*Problem to work on:* In the records below, pick out all lines containing the word "Nurtured".
____________________
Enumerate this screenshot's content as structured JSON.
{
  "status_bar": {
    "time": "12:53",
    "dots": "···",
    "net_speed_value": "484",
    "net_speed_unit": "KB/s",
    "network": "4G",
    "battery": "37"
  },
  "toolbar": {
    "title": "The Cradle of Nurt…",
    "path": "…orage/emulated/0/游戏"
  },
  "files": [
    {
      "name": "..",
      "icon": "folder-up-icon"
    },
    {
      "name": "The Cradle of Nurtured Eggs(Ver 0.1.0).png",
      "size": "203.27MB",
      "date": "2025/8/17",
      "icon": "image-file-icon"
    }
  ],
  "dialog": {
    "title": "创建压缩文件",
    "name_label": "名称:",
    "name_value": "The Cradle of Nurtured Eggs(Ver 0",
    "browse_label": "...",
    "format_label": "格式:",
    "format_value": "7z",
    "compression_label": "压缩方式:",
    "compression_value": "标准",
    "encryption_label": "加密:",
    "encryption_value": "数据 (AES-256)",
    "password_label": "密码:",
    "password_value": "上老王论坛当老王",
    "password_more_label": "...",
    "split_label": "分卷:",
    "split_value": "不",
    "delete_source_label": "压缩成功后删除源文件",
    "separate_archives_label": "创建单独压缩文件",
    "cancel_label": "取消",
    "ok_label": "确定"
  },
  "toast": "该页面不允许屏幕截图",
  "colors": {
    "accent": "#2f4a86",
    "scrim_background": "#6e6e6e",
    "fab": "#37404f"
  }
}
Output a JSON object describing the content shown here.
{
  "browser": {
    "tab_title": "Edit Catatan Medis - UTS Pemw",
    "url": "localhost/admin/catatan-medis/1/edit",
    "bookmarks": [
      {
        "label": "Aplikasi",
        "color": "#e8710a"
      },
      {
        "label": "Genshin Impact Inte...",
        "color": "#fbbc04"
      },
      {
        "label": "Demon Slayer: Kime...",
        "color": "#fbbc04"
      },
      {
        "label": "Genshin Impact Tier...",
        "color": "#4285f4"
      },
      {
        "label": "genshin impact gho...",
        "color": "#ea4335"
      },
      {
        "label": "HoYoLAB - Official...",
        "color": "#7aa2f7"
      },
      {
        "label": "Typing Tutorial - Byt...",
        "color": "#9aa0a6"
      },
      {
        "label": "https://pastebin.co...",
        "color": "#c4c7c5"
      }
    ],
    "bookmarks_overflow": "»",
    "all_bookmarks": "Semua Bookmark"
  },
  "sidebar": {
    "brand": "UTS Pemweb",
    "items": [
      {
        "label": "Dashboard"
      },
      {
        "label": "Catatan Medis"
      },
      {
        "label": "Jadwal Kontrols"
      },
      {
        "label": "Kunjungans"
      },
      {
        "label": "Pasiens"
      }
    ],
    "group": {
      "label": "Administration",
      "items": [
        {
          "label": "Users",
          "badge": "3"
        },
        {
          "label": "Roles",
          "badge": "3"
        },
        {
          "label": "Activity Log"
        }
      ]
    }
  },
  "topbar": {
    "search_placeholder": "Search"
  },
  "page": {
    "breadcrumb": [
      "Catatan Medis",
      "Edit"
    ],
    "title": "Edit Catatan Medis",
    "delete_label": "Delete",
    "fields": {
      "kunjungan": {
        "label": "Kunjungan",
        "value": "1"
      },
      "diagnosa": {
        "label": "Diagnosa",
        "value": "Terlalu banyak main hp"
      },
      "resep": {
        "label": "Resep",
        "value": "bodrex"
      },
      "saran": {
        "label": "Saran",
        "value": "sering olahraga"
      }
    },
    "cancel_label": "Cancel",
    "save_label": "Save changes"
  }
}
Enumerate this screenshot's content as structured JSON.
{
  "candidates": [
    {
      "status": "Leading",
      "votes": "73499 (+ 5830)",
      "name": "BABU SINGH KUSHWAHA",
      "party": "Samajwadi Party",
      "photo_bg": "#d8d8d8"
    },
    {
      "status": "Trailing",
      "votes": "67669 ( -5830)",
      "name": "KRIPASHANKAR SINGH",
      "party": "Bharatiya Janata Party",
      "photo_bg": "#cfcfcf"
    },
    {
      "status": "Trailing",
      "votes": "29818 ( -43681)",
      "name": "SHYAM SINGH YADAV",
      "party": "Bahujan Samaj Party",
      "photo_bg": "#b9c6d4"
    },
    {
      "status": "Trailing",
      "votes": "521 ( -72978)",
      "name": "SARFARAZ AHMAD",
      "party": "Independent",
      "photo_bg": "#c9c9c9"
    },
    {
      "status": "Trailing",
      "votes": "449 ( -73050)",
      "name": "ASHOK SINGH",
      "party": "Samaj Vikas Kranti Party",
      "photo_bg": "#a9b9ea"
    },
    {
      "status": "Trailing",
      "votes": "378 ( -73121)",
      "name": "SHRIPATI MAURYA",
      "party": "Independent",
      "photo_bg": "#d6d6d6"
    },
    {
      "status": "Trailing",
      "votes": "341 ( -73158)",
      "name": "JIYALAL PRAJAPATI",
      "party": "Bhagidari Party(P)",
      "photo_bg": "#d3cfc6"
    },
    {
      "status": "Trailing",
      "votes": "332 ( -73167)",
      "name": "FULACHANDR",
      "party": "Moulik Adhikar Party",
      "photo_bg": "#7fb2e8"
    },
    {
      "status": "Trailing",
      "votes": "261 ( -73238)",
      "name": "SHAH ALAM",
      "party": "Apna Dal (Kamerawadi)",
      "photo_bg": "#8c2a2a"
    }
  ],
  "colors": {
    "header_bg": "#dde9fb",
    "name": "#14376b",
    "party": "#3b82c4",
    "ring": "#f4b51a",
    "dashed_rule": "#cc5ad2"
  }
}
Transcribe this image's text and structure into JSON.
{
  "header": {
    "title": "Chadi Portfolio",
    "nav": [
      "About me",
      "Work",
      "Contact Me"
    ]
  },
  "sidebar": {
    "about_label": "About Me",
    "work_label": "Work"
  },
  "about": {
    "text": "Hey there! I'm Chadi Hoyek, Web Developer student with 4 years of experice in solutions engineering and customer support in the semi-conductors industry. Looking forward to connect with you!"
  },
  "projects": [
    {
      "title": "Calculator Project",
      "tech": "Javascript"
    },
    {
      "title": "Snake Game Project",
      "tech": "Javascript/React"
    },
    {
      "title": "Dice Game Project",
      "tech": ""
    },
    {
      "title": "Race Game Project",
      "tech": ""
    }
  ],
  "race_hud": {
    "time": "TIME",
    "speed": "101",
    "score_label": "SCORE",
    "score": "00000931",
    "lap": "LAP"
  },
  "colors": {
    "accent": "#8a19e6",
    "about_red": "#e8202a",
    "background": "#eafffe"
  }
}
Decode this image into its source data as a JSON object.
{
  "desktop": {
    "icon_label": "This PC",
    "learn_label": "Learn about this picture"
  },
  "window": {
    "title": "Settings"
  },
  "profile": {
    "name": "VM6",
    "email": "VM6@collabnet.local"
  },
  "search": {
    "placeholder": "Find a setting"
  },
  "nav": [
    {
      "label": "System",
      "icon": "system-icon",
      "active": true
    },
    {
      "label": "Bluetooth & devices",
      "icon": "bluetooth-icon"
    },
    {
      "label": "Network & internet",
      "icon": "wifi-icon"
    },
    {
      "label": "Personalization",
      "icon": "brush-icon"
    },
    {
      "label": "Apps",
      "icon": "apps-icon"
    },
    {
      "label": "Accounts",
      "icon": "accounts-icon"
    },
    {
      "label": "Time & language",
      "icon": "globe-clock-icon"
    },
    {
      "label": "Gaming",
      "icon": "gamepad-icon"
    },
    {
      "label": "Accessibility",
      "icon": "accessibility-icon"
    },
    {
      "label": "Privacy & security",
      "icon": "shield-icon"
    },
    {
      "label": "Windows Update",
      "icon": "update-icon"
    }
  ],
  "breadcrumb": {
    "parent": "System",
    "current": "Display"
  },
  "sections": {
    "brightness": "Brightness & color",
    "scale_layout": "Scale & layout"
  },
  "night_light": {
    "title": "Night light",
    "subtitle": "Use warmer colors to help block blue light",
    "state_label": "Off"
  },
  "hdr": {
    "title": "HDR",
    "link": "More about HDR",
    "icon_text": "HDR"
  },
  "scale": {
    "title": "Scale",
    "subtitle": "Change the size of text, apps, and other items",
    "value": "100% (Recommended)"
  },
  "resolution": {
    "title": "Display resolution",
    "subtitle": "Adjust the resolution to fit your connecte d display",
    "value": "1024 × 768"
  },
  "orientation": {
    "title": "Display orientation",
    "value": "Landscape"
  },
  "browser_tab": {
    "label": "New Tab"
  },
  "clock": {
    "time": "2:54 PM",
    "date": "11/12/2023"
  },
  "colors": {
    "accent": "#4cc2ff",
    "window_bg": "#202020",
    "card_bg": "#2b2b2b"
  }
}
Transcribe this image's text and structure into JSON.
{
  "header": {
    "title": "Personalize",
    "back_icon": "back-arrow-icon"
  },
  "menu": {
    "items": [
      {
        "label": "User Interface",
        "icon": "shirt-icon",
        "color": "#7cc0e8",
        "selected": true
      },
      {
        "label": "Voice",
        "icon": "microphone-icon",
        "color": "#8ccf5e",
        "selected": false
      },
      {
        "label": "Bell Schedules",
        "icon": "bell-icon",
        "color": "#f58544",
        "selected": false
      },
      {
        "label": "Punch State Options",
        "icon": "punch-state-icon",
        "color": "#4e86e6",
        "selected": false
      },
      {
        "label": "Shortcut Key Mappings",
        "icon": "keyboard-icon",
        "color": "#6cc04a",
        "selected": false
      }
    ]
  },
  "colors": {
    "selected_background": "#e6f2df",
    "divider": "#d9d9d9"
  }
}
____________________
*Answer to this task:*
      "name": "The Cradle of Nurtured Eggs(Ver 0.1.0).png",
    "name_value": "The Cradle of Nurtured Eggs(Ver 0",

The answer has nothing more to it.